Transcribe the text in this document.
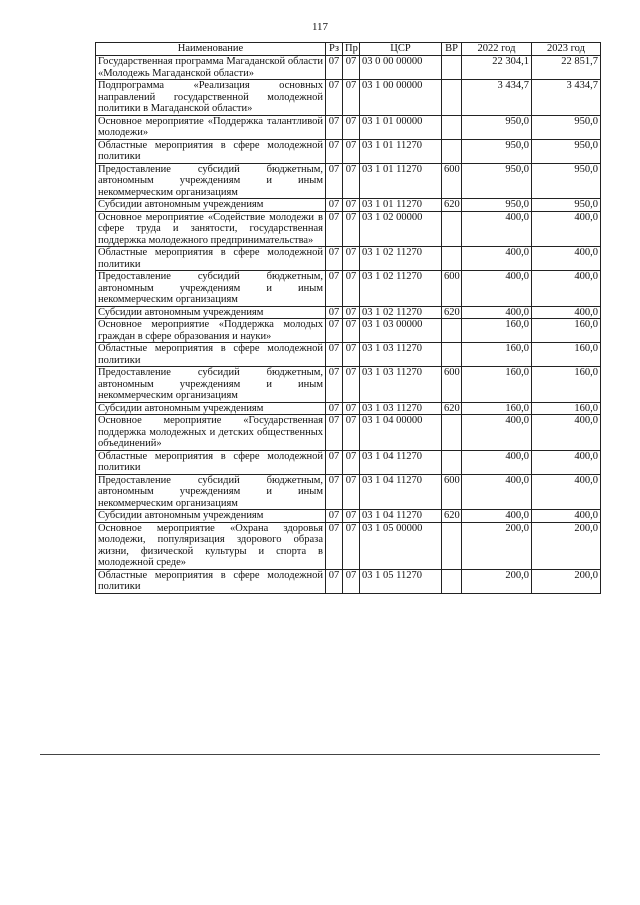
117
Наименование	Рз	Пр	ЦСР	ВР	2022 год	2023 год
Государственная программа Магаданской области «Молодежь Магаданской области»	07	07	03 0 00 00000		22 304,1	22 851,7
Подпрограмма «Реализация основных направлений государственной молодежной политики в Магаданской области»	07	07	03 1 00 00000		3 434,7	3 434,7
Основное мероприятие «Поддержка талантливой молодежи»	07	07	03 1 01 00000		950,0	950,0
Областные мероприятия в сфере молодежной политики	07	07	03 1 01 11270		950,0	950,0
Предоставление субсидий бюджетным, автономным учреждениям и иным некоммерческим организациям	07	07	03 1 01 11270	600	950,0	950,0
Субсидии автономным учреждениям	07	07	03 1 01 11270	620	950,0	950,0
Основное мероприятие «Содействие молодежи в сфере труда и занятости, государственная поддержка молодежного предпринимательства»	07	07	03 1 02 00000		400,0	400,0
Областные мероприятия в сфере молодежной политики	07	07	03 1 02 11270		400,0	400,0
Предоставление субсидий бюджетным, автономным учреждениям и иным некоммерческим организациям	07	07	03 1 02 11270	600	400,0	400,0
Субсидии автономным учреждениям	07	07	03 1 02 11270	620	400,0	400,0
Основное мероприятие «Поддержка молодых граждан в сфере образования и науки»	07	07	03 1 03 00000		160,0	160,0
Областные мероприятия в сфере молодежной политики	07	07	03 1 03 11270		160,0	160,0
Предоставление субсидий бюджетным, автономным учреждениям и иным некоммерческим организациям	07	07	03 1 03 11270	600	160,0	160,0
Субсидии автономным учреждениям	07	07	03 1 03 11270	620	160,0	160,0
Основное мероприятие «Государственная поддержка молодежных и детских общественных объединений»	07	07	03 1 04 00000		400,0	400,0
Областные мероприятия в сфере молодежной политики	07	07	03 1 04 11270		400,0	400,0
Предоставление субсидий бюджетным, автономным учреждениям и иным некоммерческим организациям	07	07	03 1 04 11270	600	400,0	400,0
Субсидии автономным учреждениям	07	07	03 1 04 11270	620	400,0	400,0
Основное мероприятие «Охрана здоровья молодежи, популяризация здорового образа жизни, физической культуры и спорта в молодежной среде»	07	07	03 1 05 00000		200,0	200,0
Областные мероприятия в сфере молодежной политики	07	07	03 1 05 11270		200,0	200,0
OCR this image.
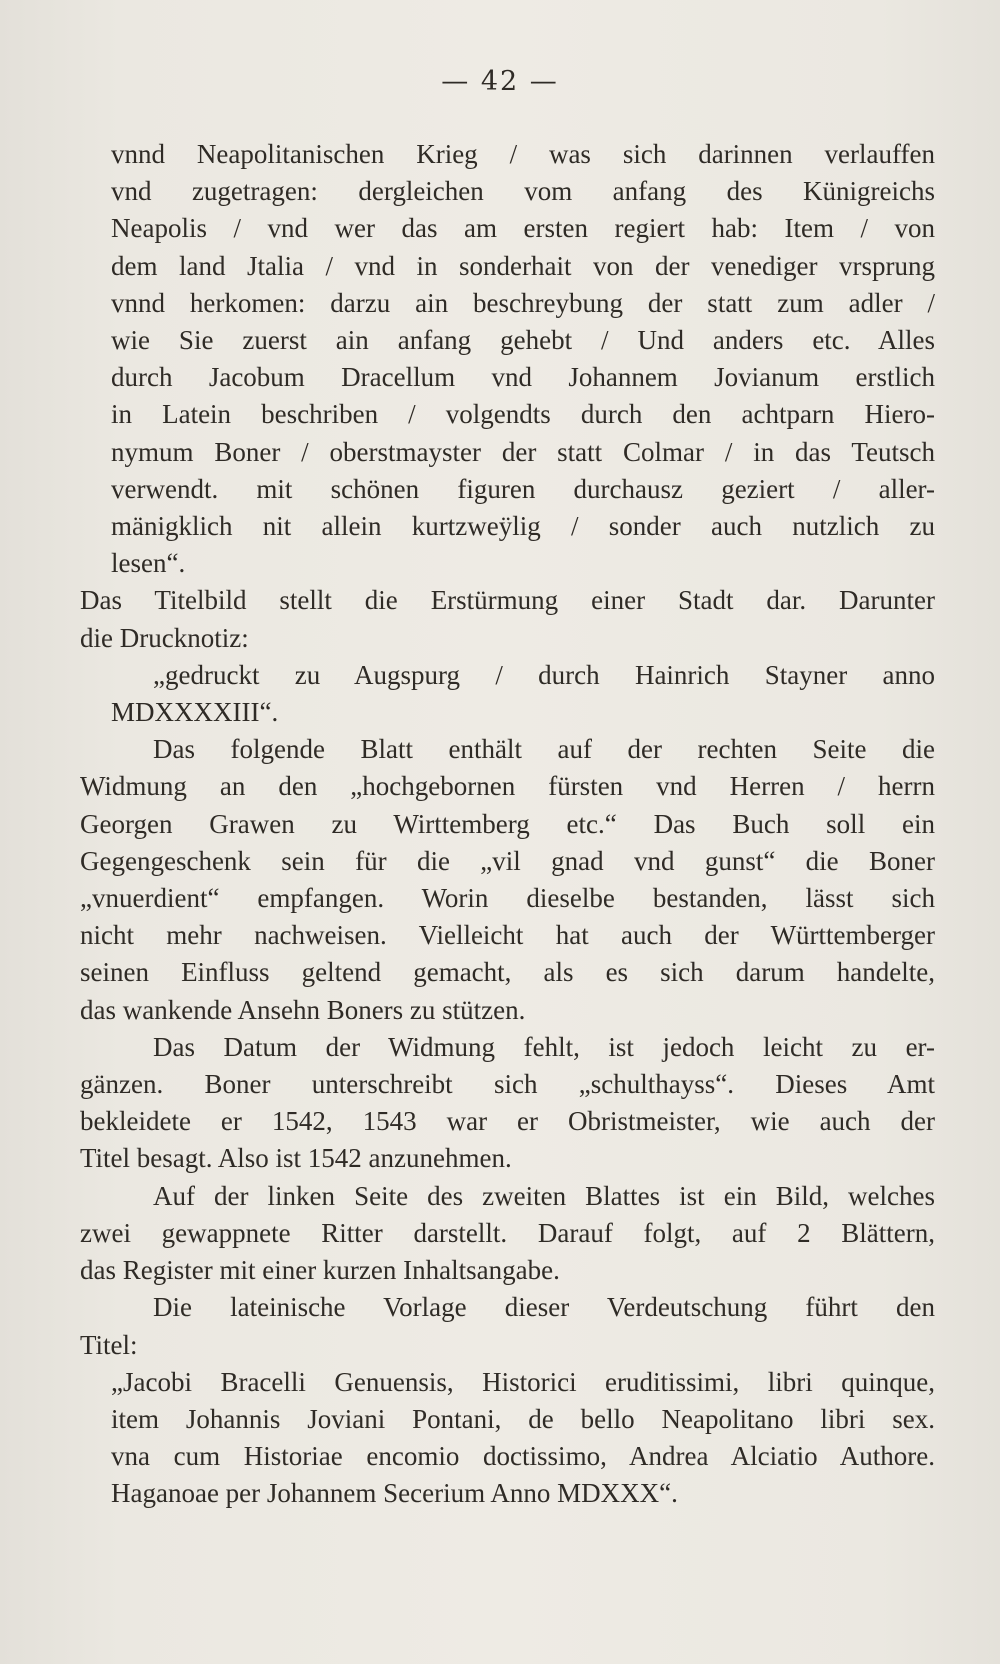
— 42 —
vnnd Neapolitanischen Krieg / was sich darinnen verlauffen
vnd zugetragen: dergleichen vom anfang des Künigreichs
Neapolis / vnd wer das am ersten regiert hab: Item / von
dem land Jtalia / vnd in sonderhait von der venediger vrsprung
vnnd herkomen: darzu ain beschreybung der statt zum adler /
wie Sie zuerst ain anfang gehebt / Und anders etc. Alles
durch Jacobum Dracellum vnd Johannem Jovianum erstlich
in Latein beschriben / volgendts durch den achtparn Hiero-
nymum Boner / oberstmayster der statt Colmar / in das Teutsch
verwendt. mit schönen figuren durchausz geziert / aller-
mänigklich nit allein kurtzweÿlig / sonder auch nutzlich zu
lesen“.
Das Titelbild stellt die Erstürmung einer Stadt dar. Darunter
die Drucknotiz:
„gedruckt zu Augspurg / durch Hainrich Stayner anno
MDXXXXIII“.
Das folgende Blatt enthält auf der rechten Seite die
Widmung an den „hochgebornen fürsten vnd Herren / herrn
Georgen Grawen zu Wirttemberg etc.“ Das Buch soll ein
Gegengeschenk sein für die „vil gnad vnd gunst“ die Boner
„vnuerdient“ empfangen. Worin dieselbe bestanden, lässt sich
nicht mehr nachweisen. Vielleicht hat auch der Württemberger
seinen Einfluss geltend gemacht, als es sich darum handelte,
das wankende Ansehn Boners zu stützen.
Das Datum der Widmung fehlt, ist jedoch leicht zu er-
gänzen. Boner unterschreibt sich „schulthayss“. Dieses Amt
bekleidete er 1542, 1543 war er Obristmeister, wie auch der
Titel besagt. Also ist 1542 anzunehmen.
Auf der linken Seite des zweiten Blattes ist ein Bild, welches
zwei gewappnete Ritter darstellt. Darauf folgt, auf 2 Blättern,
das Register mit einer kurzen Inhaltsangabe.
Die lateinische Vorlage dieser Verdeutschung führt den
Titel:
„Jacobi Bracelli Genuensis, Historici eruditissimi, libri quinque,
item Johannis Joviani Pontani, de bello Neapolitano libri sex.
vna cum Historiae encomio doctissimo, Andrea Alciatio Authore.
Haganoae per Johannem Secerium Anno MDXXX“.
+++++
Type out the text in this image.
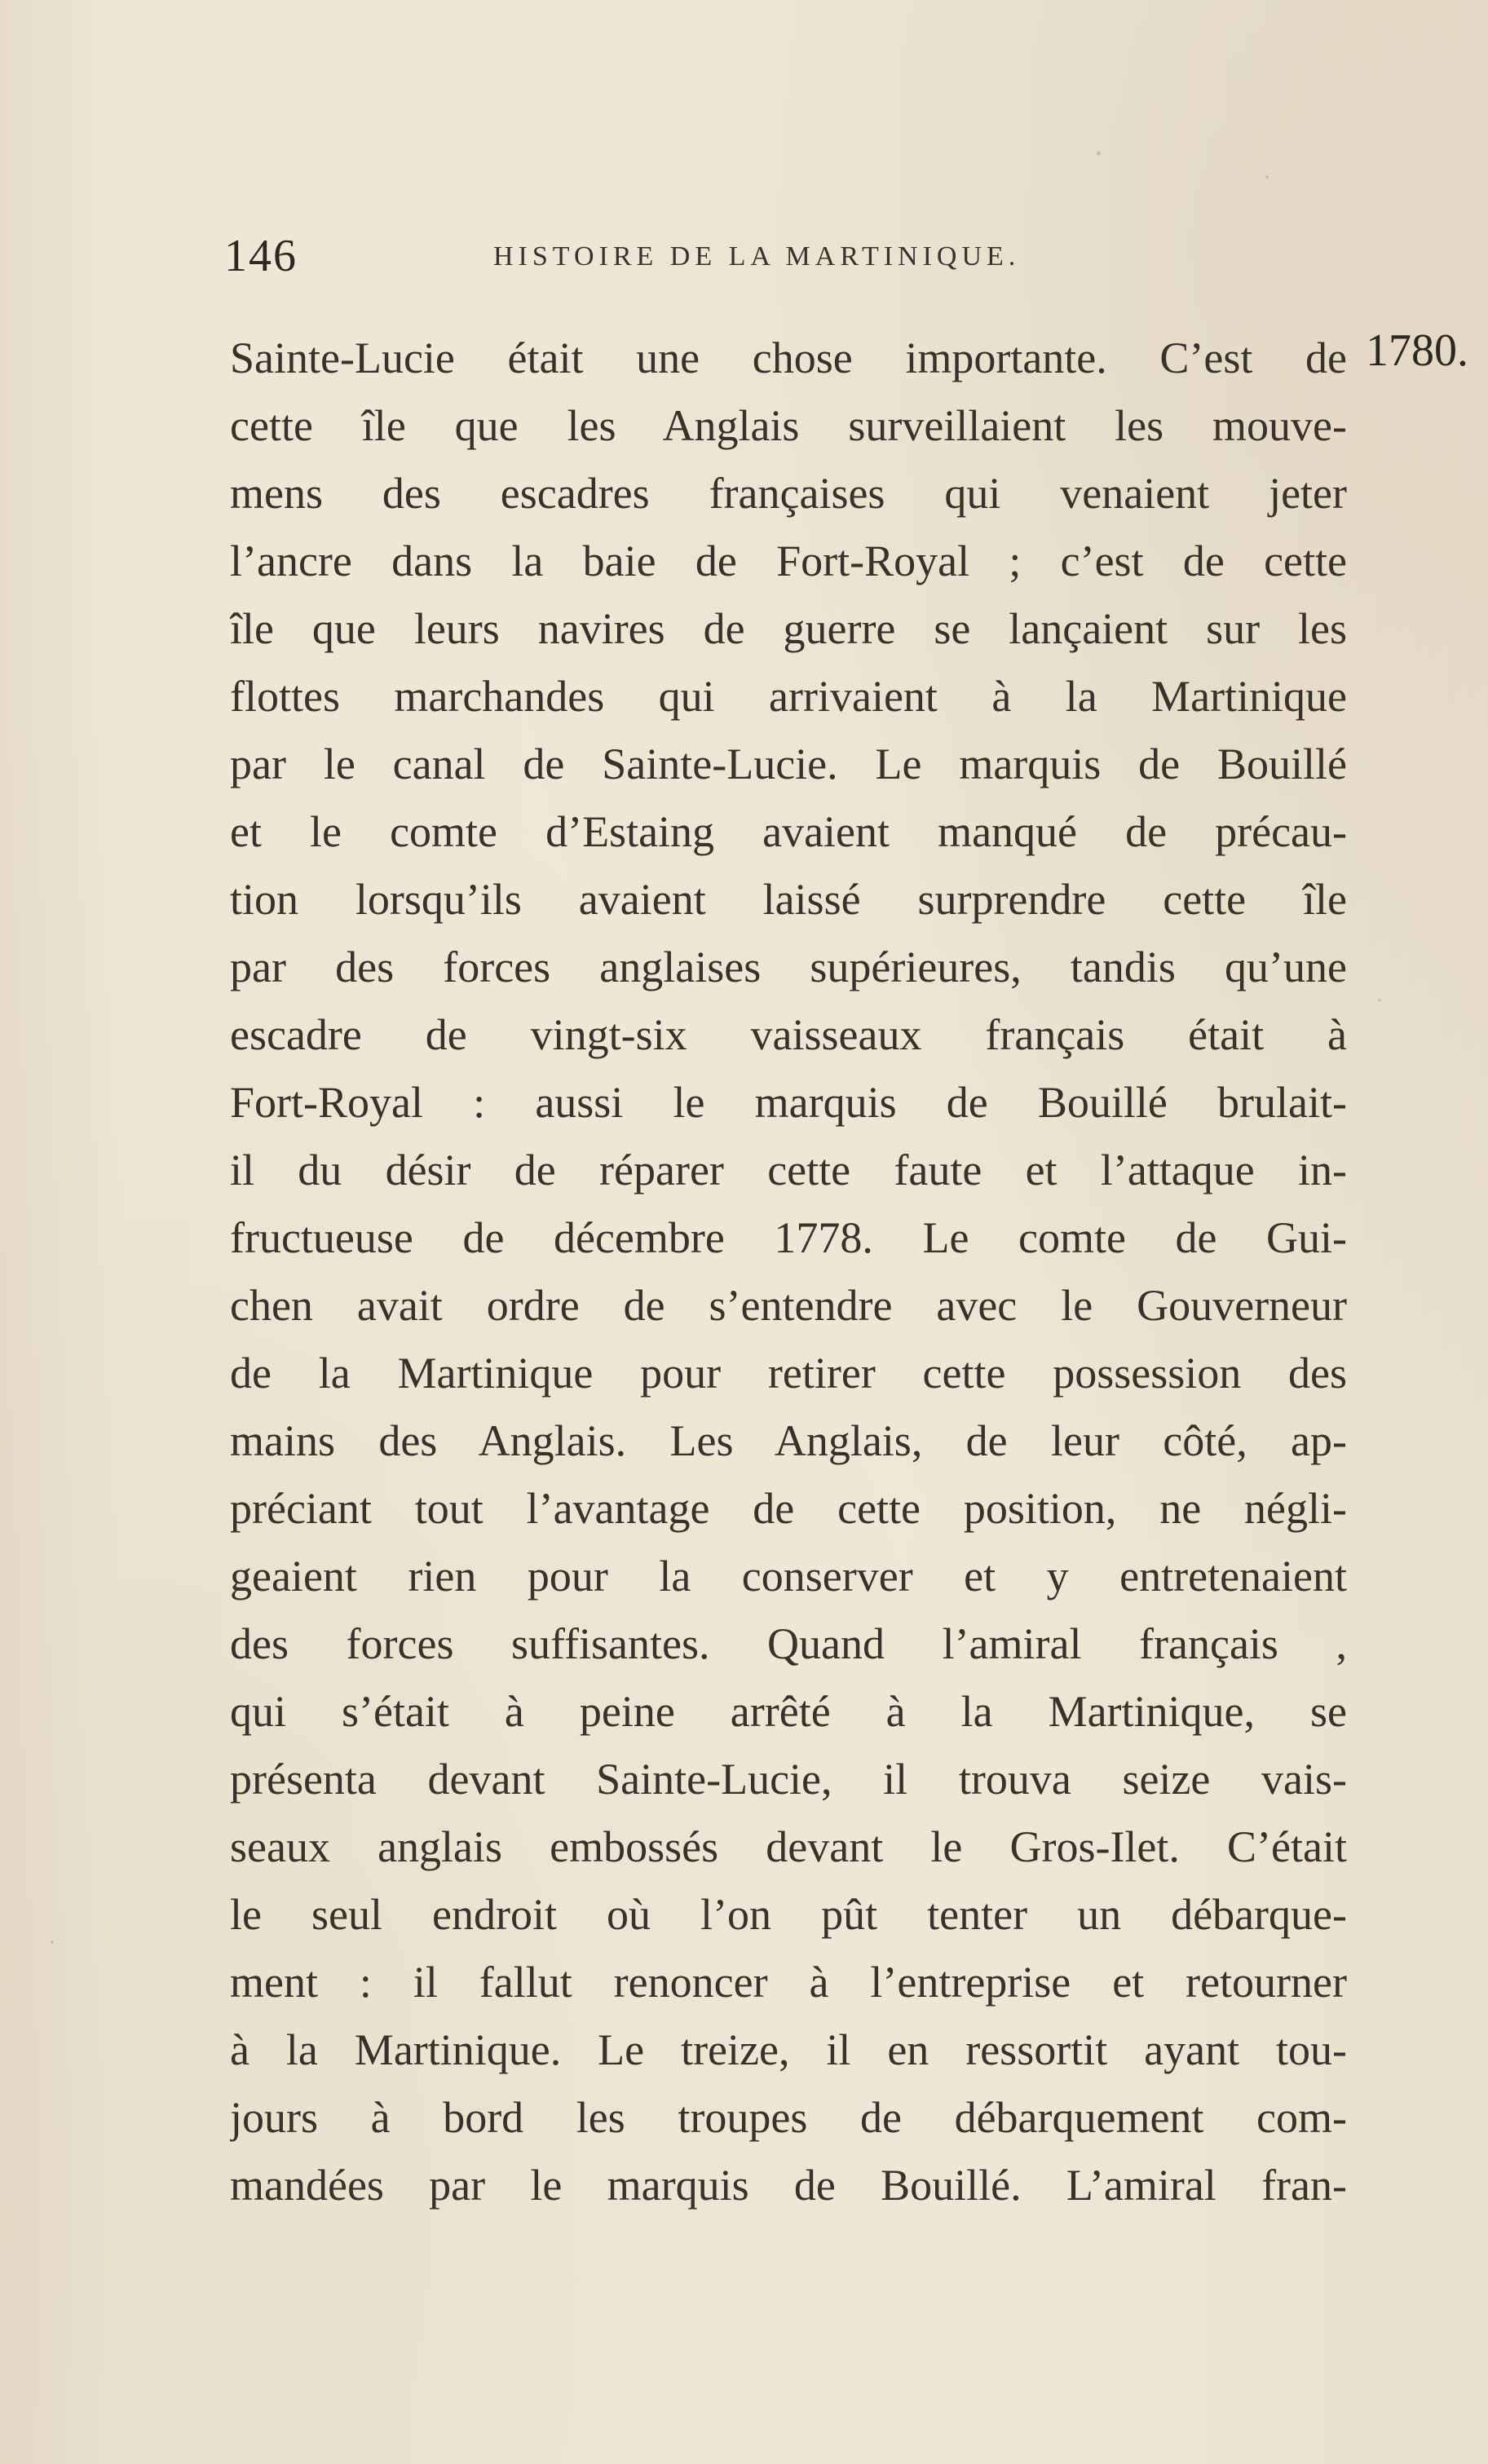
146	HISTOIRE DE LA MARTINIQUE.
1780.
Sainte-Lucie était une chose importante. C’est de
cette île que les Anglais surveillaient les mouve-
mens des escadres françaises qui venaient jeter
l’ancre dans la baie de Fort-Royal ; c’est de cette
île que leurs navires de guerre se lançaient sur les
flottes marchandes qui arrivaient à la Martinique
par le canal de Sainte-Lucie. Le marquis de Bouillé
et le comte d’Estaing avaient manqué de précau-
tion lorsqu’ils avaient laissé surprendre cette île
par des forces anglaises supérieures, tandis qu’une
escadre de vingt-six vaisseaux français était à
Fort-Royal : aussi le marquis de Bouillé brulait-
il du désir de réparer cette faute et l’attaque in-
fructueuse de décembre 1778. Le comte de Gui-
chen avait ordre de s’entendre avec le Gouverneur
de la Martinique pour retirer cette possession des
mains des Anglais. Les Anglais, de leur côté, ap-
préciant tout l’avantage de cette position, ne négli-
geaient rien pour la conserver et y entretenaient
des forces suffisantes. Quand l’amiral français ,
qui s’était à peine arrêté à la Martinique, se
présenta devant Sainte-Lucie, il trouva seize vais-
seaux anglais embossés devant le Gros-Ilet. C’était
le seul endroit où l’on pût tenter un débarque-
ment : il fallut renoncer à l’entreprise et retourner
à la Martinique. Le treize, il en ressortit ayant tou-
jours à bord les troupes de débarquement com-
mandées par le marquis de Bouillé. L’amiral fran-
+++++
• THE EXERCISE: Report every line containing the word "Fort" from the listing above.

• CORRECT RESPONSE:
l’ancre dans la baie de Fort-Royal ; c’est de cette
Fort-Royal : aussi le marquis de Bouillé brulait-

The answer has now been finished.